__WHAT YOU ARE ASKED TO DO__. Read the entries below and pull out each line with the string "tail".

__SOURCE DATA__.

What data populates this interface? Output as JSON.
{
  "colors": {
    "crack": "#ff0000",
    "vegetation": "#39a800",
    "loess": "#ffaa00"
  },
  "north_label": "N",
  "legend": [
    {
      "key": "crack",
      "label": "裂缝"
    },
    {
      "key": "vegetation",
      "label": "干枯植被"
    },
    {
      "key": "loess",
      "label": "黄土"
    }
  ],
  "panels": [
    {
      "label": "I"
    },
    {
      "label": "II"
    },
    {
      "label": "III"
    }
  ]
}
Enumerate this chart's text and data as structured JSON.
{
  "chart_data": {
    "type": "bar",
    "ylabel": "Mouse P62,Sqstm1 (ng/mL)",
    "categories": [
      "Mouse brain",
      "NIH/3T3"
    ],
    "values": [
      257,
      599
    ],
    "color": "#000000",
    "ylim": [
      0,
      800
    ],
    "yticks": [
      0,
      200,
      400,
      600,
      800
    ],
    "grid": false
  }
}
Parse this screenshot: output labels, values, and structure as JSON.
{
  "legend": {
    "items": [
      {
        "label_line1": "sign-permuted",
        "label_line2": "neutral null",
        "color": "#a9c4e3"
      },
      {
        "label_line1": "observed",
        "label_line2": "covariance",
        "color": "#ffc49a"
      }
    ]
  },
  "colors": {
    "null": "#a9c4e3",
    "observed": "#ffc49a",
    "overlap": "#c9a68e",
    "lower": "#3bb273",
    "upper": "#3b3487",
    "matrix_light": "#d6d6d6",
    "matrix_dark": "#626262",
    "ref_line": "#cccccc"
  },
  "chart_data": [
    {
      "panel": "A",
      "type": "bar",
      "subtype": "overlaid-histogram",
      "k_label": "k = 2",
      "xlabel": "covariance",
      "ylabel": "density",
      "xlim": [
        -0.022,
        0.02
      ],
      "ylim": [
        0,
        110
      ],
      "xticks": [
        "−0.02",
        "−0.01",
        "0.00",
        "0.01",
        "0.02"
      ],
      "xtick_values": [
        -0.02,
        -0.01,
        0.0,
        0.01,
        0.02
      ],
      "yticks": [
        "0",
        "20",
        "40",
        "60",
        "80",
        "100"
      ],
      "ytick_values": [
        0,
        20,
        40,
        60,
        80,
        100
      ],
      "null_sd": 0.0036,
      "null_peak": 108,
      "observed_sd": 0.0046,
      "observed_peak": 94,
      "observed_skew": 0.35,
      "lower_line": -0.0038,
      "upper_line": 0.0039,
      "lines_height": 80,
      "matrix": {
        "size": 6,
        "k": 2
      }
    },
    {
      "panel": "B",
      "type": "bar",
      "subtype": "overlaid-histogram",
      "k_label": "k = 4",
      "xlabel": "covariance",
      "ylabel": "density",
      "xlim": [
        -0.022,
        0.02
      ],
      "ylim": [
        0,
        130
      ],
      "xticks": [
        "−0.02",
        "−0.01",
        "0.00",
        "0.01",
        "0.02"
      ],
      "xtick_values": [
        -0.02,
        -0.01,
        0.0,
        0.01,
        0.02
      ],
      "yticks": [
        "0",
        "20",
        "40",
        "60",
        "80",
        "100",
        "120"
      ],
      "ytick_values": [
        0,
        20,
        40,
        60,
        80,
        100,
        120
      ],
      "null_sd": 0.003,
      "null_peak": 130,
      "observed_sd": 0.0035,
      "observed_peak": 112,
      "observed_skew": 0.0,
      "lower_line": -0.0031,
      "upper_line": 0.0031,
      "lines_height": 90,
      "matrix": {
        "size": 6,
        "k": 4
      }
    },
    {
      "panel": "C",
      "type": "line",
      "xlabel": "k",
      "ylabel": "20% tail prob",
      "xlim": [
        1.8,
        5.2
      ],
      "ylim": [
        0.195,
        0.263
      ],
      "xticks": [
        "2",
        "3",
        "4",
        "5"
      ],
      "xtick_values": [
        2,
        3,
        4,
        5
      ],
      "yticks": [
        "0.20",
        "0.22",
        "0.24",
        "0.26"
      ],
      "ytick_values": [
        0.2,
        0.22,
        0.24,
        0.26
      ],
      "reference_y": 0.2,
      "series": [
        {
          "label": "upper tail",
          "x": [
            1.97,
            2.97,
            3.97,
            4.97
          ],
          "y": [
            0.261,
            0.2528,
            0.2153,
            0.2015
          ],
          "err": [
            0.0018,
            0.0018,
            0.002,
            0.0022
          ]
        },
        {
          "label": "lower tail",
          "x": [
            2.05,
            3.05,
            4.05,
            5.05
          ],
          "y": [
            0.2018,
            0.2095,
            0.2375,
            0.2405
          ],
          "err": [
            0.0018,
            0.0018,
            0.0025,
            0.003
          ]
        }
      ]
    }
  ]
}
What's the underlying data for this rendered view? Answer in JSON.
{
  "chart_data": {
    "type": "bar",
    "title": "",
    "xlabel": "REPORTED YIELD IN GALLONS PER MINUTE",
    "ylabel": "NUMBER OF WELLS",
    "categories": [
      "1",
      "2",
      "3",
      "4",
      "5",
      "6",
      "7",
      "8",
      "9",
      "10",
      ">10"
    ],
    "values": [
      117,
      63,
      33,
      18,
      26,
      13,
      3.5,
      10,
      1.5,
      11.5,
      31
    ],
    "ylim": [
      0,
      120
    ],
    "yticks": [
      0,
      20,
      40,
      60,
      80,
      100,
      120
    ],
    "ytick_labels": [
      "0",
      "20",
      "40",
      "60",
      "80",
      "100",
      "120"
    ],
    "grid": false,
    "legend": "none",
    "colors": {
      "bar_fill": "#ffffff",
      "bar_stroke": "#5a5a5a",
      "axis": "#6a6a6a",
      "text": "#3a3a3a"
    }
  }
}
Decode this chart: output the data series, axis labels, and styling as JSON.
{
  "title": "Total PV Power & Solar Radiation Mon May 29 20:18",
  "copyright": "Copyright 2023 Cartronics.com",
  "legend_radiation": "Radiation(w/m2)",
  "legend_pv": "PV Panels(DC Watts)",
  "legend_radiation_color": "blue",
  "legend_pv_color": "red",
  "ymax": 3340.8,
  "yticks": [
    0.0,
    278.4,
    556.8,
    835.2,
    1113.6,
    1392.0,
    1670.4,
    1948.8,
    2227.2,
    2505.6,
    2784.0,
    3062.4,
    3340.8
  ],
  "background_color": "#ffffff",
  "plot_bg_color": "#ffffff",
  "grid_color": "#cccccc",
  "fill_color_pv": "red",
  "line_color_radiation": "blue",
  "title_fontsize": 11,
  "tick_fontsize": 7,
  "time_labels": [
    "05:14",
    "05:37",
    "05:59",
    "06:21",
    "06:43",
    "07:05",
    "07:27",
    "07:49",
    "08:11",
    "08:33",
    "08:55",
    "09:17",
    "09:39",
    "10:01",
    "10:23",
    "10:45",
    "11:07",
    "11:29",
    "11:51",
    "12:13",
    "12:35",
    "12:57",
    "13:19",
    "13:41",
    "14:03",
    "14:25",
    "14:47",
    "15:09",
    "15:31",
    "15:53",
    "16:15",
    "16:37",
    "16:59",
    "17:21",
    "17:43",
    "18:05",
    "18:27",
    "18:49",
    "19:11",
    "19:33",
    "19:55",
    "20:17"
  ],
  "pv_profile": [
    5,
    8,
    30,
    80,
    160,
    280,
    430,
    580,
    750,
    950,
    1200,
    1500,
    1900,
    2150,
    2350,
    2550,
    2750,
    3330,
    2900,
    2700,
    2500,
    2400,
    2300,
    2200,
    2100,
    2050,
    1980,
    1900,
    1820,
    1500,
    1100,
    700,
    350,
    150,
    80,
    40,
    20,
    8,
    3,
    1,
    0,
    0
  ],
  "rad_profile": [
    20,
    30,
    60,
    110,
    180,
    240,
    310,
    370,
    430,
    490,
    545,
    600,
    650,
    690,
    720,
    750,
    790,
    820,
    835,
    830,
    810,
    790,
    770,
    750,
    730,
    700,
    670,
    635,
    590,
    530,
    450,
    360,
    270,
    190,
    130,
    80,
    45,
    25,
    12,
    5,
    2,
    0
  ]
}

__REPLY TO THE EXERCISE__.
      "ylabel": "20% tail prob",
          "label": "upper tail",
          "label": "lower tail",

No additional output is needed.